● Dataset items
===============

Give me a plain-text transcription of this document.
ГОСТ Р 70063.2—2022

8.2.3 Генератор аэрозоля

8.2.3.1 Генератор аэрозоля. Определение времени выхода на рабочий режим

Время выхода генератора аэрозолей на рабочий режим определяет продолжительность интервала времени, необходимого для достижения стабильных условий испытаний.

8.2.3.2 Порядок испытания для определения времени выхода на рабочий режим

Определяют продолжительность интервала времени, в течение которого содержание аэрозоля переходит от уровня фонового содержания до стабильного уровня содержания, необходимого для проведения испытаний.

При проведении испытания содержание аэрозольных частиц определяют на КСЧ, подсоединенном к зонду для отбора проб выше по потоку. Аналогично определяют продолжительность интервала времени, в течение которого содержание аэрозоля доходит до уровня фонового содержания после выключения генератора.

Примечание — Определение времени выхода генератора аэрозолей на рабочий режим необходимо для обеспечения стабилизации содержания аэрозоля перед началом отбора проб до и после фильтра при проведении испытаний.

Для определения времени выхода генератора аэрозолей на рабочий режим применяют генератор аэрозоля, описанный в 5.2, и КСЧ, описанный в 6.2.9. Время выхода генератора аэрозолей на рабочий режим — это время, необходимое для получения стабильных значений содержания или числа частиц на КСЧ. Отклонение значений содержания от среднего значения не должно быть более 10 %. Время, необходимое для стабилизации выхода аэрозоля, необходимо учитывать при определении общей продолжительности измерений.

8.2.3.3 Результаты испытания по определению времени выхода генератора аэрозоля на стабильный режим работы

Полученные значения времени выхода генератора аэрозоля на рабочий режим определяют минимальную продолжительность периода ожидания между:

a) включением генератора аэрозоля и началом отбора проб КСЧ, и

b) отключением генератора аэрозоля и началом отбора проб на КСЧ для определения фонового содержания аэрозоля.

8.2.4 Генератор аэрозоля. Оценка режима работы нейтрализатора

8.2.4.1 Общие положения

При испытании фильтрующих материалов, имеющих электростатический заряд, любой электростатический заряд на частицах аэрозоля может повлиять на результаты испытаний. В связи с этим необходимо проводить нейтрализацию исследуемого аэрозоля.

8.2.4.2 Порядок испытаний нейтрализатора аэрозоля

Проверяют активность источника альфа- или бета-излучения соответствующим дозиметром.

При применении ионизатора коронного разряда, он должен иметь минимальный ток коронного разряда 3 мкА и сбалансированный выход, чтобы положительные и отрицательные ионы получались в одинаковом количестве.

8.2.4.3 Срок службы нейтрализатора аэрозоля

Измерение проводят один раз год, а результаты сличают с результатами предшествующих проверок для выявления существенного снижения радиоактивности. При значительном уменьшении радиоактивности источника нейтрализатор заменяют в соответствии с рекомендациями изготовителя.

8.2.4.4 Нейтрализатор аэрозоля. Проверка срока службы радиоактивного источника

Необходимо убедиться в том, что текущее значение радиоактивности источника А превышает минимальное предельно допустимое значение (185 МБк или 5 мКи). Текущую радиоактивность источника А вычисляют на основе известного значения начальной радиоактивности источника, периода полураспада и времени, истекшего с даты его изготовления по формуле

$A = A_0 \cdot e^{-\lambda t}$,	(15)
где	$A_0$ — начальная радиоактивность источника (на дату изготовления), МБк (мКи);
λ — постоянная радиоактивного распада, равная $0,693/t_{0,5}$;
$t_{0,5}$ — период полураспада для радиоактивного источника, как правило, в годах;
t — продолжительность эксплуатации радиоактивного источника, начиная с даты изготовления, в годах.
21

===============

● Stated goal
Write out every record shown above, word for word.

● Output
Give me a plain-text transcription of this document.
ГОСТ Р 70063.2—2022

8.2.3 Генератор аэрозоля

8.2.3.1 Генератор аэрозоля. Определение времени выхода на рабочий режим

Время выхода генератора аэрозолей на рабочий режим определяет продолжительность интервала времени, необходимого для достижения стабильных условий испытаний.

8.2.3.2 Порядок испытания для определения времени выхода на рабочий режим

Определяют продолжительность интервала времени, в течение которого содержание аэрозоля переходит от уровня фонового содержания до стабильного уровня содержания, необходимого для проведения испытаний.

При проведении испытания содержание аэрозольных частиц определяют на КСЧ, подсоединенном к зонду для отбора проб выше по потоку. Аналогично определяют продолжительность интервала времени, в течение которого содержание аэрозоля доходит до уровня фонового содержания после выключения генератора.

Примечание — Определение времени выхода генератора аэрозолей на рабочий режим необходимо для обеспечения стабилизации содержания аэрозоля перед началом отбора проб до и после фильтра при проведении испытаний.

Для определения времени выхода генератора аэрозолей на рабочий режим применяют генератор аэрозоля, описанный в 5.2, и КСЧ, описанный в 6.2.9. Время выхода генератора аэрозолей на рабочий режим — это время, необходимое для получения стабильных значений содержания или числа частиц на КСЧ. Отклонение значений содержания от среднего значения не должно быть более 10 %. Время, необходимое для стабилизации выхода аэрозоля, необходимо учитывать при определении общей продолжительности измерений.

8.2.3.3 Результаты испытания по определению времени выхода генератора аэрозоля на стабильный режим работы

Полученные значения времени выхода генератора аэрозоля на рабочий режим определяют минимальную продолжительность периода ожидания между:

a) включением генератора аэрозоля и началом отбора проб КСЧ, и

b) отключением генератора аэрозоля и началом отбора проб на КСЧ для определения фонового содержания аэрозоля.

8.2.4 Генератор аэрозоля. Оценка режима работы нейтрализатора

8.2.4.1 Общие положения

При испытании фильтрующих материалов, имеющих электростатический заряд, любой электростатический заряд на частицах аэрозоля может повлиять на результаты испытаний. В связи с этим необходимо проводить нейтрализацию исследуемого аэрозоля.

8.2.4.2 Порядок испытаний нейтрализатора аэрозоля

Проверяют активность источника альфа- или бета-излучения соответствующим дозиметром.

При применении ионизатора коронного разряда, он должен иметь минимальный ток коронного разряда 3 мкА и сбалансированный выход, чтобы положительные и отрицательные ионы получались в одинаковом количестве.

8.2.4.3 Срок службы нейтрализатора аэрозоля

Измерение проводят один раз год, а результаты сличают с результатами предшествующих проверок для выявления существенного снижения радиоактивности. При значительном уменьшении радиоактивности источника нейтрализатор заменяют в соответствии с рекомендациями изготовителя.

8.2.4.4 Нейтрализатор аэрозоля. Проверка срока службы радиоактивного источника

Необходимо убедиться в том, что текущее значение радиоактивности источника А превышает минимальное предельно допустимое значение (185 МБк или 5 мКи). Текущую радиоактивность источника А вычисляют на основе известного значения начальной радиоактивности источника, периода полураспада и времени, истекшего с даты его изготовления по формуле

$A = A_0 \cdot e^{-\lambda t}$,	(15)
где	$A_0$ — начальная радиоактивность источника (на дату изготовления), МБк (мКи);
λ — постоянная радиоактивного распада, равная $0,693/t_{0,5}$;
$t_{0,5}$ — период полураспада для радиоактивного источника, как правило, в годах;
t — продолжительность эксплуатации радиоактивного источника, начиная с даты изготовления, в годах.
21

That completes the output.